__Your instructions__
Write out the data below in full, unchanged, minus the images.

__Data entries__
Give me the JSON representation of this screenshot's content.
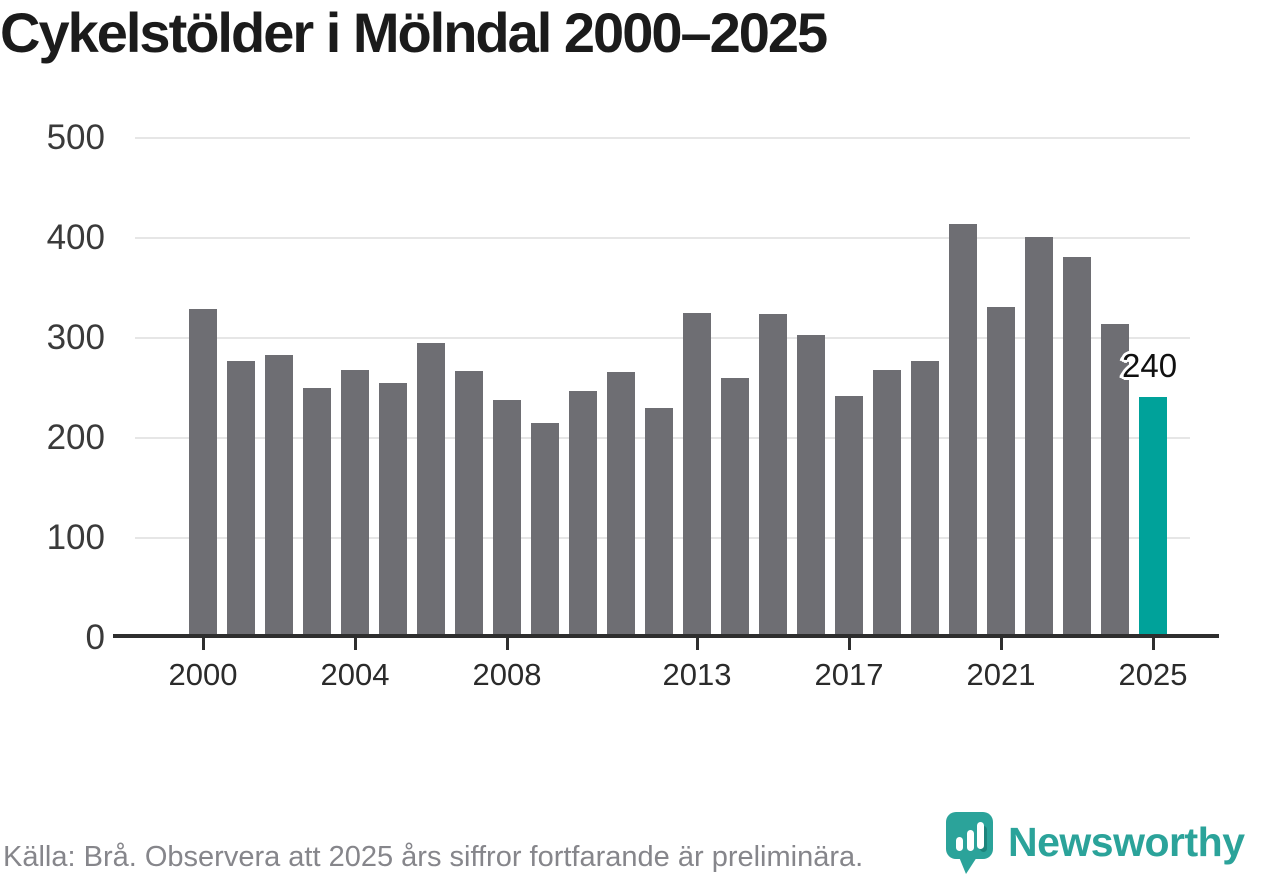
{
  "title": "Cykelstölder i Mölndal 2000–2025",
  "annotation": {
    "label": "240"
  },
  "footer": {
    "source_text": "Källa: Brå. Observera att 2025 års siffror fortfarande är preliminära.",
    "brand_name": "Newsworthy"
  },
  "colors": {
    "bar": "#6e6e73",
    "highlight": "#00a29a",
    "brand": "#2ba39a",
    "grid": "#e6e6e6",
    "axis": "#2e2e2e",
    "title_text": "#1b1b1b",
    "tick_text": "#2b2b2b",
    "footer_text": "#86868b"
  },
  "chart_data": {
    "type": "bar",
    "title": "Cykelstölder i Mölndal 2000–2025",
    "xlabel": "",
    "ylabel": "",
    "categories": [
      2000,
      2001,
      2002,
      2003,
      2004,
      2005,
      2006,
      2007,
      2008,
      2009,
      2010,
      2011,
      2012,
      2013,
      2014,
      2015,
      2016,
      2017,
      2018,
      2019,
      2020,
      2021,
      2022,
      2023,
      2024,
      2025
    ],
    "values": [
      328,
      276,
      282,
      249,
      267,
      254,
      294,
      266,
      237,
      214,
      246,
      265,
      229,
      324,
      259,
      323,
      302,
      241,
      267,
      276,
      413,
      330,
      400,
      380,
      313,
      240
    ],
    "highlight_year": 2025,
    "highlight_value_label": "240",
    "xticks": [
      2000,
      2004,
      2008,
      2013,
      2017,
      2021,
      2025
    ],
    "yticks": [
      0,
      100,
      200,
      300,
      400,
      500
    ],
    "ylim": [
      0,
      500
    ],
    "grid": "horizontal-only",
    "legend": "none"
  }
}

__Final answer__
Give me the JSON representation of this screenshot's content.
{
  "title": "Cykelstölder i Mölndal 2000–2025",
  "annotation": {
    "label": "240"
  },
  "footer": {
    "source_text": "Källa: Brå. Observera att 2025 års siffror fortfarande är preliminära.",
    "brand_name": "Newsworthy"
  },
  "colors": {
    "bar": "#6e6e73",
    "highlight": "#00a29a",
    "brand": "#2ba39a",
    "grid": "#e6e6e6",
    "axis": "#2e2e2e",
    "title_text": "#1b1b1b",
    "tick_text": "#2b2b2b",
    "footer_text": "#86868b"
  },
  "chart_data": {
    "type": "bar",
    "title": "Cykelstölder i Mölndal 2000–2025",
    "xlabel": "",
    "ylabel": "",
    "categories": [
      2000,
      2001,
      2002,
      2003,
      2004,
      2005,
      2006,
      2007,
      2008,
      2009,
      2010,
      2011,
      2012,
      2013,
      2014,
      2015,
      2016,
      2017,
      2018,
      2019,
      2020,
      2021,
      2022,
      2023,
      2024,
      2025
    ],
    "values": [
      328,
      276,
      282,
      249,
      267,
      254,
      294,
      266,
      237,
      214,
      246,
      265,
      229,
      324,
      259,
      323,
      302,
      241,
      267,
      276,
      413,
      330,
      400,
      380,
      313,
      240
    ],
    "highlight_year": 2025,
    "highlight_value_label": "240",
    "xticks": [
      2000,
      2004,
      2008,
      2013,
      2017,
      2021,
      2025
    ],
    "yticks": [
      0,
      100,
      200,
      300,
      400,
      500
    ],
    "ylim": [
      0,
      500
    ],
    "grid": "horizontal-only",
    "legend": "none"
  }
}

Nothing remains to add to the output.